(Dataset items)
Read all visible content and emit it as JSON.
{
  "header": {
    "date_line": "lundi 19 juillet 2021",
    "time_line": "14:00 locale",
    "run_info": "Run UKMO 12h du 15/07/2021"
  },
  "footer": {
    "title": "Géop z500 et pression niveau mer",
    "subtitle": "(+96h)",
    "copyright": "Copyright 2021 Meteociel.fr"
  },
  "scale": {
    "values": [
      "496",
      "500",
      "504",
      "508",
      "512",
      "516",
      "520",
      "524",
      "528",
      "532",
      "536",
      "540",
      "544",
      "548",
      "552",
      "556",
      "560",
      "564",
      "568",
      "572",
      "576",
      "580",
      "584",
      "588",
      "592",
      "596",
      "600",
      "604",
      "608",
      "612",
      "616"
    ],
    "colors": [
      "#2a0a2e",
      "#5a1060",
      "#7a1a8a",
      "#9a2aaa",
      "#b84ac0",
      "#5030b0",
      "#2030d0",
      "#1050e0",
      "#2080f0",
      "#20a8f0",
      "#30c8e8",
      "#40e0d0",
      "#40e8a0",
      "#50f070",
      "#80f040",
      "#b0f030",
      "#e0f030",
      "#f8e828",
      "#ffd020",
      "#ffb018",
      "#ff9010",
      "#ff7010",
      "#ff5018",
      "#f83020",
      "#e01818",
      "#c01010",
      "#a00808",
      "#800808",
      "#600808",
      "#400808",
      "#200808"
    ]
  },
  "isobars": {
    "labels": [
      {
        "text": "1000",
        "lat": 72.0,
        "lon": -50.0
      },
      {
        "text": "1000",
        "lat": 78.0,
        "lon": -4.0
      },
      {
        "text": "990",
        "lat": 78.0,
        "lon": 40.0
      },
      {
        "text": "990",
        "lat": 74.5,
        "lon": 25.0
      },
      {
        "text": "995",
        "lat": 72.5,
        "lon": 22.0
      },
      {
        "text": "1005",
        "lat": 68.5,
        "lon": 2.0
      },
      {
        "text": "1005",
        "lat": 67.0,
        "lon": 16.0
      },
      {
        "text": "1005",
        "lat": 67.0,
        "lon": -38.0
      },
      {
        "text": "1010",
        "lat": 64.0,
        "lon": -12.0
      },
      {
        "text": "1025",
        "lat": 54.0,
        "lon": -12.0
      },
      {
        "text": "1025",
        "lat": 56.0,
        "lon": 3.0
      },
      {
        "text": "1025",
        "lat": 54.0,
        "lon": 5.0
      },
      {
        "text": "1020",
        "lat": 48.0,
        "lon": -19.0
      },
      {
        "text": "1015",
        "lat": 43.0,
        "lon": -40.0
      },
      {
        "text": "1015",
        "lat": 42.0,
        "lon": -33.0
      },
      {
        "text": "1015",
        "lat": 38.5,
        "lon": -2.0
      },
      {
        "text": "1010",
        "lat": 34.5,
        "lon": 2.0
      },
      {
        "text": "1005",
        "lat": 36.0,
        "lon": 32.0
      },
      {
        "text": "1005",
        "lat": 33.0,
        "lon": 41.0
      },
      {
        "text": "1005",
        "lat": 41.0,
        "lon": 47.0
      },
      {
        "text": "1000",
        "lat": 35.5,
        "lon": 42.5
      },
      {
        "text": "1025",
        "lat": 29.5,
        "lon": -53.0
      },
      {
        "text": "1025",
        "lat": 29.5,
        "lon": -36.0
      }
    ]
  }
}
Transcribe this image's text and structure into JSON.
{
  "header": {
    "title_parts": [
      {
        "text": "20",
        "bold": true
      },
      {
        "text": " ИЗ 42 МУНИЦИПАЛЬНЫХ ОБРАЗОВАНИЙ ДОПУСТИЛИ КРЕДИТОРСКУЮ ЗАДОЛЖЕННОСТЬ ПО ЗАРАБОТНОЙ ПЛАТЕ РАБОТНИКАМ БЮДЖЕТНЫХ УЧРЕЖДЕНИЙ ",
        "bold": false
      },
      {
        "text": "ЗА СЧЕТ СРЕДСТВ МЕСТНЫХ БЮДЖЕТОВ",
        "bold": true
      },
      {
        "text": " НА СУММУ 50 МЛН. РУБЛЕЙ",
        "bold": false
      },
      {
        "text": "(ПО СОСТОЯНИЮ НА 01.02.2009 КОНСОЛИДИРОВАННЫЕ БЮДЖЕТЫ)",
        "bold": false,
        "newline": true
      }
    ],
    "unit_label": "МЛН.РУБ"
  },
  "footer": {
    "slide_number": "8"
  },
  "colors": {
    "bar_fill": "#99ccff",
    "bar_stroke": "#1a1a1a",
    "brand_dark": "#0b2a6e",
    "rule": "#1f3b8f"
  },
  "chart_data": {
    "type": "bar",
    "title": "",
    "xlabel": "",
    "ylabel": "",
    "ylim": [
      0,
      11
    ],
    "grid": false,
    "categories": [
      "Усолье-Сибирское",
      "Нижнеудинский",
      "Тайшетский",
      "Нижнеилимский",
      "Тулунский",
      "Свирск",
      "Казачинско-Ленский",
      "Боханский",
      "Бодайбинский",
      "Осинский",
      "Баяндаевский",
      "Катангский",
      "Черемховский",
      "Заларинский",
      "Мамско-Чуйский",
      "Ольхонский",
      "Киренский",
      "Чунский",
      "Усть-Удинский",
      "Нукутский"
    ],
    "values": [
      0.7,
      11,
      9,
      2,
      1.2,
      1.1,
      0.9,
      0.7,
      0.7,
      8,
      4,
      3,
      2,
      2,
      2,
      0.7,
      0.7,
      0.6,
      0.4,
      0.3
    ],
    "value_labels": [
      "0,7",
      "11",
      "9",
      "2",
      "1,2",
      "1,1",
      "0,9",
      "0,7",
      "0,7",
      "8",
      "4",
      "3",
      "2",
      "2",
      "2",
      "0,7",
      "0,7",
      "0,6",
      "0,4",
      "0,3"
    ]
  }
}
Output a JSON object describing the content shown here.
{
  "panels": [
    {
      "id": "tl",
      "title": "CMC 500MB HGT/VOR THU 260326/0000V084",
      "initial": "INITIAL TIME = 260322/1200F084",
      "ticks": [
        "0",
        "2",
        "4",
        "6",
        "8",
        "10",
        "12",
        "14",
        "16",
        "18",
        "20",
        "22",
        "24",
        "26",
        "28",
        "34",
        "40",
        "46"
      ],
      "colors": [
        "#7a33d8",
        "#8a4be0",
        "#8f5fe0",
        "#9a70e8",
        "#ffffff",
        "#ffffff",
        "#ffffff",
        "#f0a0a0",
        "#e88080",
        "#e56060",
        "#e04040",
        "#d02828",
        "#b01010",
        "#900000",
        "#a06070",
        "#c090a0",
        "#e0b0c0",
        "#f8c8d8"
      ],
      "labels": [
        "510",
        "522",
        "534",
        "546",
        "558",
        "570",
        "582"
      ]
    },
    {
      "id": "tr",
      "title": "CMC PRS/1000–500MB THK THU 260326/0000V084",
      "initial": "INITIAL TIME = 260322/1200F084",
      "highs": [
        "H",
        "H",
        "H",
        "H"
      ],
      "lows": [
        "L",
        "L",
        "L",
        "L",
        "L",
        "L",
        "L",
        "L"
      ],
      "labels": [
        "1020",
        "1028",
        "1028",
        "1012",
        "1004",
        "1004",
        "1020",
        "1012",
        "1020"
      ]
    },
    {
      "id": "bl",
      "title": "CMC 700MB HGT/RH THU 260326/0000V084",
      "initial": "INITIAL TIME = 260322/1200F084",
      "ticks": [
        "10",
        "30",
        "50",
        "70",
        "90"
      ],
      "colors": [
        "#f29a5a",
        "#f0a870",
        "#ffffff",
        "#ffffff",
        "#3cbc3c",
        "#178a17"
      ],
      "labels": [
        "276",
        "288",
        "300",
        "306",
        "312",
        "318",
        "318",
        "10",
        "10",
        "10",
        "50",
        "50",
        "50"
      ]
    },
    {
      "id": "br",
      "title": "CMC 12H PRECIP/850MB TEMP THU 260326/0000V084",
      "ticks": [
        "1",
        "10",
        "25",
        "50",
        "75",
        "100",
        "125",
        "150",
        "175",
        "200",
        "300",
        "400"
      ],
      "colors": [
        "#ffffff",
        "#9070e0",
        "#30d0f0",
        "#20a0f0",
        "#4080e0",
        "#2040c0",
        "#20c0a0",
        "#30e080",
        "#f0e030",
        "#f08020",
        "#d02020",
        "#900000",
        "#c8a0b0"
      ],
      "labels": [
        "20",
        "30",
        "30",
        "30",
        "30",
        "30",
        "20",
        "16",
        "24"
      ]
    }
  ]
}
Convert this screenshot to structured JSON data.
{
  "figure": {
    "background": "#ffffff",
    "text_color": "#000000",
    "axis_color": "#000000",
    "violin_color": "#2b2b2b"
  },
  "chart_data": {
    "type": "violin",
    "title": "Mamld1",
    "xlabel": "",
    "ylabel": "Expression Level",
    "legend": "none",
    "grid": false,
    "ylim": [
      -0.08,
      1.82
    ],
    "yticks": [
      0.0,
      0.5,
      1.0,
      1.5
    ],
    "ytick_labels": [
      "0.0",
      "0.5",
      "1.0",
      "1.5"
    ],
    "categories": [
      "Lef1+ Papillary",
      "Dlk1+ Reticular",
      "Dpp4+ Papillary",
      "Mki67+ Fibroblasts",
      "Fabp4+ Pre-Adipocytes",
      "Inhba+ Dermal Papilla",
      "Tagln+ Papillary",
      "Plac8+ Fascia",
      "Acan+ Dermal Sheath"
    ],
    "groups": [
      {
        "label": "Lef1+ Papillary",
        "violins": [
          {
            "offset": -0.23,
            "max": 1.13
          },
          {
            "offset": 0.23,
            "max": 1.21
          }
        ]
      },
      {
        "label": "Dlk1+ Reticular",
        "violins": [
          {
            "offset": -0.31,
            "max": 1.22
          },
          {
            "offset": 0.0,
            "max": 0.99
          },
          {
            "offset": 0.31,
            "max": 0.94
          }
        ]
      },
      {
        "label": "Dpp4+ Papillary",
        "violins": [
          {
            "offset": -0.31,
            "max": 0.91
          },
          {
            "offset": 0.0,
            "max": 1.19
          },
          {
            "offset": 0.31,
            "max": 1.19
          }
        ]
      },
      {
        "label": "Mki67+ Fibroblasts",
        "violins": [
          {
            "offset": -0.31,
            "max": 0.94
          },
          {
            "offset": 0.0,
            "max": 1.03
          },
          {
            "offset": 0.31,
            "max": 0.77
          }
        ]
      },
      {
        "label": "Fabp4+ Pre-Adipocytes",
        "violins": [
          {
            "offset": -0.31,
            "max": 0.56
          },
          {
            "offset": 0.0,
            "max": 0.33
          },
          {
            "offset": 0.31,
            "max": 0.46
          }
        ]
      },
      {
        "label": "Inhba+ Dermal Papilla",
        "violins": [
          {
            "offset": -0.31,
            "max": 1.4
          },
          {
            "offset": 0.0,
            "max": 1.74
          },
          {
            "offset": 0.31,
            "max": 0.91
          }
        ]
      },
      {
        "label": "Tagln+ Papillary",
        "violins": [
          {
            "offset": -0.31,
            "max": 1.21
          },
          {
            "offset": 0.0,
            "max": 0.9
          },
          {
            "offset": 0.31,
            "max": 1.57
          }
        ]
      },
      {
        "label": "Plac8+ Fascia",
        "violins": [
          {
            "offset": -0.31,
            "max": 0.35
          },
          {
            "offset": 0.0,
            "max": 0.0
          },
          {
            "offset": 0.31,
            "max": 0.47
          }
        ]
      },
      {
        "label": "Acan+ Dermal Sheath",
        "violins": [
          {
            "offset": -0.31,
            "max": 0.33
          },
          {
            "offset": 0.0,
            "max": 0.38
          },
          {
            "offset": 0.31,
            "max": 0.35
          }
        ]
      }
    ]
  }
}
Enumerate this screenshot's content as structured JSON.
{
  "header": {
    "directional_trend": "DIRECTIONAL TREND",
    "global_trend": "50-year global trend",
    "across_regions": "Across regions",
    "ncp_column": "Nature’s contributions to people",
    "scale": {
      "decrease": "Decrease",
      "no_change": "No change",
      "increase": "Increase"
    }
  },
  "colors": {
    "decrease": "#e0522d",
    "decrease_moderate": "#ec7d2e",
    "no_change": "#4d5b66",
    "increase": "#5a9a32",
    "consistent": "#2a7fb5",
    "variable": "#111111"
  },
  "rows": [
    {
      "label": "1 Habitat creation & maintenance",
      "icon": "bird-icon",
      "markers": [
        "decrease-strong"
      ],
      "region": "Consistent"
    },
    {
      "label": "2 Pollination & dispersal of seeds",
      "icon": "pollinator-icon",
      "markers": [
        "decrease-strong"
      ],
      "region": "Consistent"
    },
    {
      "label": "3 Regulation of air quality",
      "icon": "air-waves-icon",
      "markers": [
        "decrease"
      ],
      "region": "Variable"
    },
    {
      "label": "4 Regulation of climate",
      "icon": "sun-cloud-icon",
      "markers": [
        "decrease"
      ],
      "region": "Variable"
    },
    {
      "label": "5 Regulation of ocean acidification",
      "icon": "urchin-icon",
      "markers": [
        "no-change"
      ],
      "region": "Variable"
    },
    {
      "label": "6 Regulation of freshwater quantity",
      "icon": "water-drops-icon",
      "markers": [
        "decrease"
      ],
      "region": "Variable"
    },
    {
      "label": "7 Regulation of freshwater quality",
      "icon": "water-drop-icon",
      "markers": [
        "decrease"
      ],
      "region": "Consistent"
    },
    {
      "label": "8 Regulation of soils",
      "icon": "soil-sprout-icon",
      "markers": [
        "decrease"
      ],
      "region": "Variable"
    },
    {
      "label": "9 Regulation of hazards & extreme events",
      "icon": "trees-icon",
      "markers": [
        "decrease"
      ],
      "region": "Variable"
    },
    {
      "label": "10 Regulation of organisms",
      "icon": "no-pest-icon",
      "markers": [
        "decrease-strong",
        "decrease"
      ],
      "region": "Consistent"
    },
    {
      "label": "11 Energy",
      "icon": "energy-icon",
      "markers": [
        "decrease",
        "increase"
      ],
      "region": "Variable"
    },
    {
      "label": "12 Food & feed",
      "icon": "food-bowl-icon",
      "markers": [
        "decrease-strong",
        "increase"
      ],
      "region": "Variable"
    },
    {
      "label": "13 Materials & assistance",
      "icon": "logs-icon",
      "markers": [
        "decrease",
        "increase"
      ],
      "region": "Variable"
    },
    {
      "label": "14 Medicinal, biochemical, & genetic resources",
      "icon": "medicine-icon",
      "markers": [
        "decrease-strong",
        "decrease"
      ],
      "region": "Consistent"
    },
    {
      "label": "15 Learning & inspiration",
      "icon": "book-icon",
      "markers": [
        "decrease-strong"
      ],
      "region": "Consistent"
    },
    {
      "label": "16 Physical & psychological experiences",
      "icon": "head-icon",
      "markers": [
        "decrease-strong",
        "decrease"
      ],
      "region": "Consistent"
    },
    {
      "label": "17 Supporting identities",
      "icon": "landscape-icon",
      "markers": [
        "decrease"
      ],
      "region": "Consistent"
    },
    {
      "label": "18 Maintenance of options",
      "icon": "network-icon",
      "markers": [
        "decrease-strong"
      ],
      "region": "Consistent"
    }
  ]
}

◆ CHALLENGE: Find the string "Acan" in the entries above and return each line that holds it.

◆ RESULT OF THIS EXERCISE:
      "Acan+ Dermal Sheath"
        "label": "Acan+ Dermal Sheath",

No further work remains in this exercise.